▶ _Given exercise_
Find the word "JSON" in the data. Return every line where it appears.

▶ _Data lines_
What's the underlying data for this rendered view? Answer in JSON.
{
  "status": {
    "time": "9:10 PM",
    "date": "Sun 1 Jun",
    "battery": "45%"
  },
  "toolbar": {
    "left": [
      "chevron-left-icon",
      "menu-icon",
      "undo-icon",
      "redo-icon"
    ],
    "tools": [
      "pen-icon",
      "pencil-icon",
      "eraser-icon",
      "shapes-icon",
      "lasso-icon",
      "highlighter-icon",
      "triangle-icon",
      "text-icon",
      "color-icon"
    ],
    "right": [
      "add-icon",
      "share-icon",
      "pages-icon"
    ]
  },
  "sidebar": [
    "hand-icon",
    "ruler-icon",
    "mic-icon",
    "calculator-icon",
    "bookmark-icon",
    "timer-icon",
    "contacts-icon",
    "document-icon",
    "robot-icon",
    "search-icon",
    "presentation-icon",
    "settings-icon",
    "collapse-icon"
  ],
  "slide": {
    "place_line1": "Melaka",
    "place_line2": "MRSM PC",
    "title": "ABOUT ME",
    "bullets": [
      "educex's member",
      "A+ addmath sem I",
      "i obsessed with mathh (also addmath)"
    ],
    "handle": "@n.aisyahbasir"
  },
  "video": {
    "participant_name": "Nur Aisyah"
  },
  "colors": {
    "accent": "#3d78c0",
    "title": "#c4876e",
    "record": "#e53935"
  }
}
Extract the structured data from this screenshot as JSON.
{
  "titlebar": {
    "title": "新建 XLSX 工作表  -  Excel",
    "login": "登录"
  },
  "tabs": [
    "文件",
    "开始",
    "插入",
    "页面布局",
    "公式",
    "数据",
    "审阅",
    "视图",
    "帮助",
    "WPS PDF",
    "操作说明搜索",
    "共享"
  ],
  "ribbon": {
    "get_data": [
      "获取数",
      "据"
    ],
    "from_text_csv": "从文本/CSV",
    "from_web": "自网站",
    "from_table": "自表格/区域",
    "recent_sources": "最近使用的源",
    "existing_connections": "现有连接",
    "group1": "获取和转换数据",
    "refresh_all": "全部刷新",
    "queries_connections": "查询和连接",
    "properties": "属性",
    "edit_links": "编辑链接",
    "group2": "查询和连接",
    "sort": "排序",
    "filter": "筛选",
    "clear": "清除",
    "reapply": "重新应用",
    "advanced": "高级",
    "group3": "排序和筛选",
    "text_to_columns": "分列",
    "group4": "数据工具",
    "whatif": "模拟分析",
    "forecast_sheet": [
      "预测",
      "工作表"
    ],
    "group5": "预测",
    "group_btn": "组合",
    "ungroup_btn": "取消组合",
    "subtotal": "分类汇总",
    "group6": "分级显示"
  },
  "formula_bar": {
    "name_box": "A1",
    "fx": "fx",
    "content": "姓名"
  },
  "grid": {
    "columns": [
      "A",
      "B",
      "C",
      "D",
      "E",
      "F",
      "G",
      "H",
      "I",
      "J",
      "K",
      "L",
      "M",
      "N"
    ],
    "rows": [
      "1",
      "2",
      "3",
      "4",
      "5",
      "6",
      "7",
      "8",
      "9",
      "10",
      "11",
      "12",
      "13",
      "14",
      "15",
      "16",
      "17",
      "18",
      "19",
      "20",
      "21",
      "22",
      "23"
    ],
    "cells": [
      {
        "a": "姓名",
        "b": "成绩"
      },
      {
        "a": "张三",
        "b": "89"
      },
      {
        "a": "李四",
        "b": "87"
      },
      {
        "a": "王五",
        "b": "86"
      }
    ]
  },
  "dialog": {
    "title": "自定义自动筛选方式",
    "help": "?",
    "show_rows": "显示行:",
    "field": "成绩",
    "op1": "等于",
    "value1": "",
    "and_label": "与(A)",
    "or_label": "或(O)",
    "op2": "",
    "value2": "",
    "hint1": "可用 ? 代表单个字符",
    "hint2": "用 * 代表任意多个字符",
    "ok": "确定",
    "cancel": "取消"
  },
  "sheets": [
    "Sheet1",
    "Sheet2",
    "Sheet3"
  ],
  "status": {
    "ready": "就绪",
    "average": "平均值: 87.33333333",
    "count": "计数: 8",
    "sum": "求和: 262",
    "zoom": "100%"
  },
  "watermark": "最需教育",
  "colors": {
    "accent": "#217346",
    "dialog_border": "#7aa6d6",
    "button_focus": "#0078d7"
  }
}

▶ _The answer_
What's the underlying data for this rendered view? Answer in JSON.
Extract the structured data from this screenshot as JSON.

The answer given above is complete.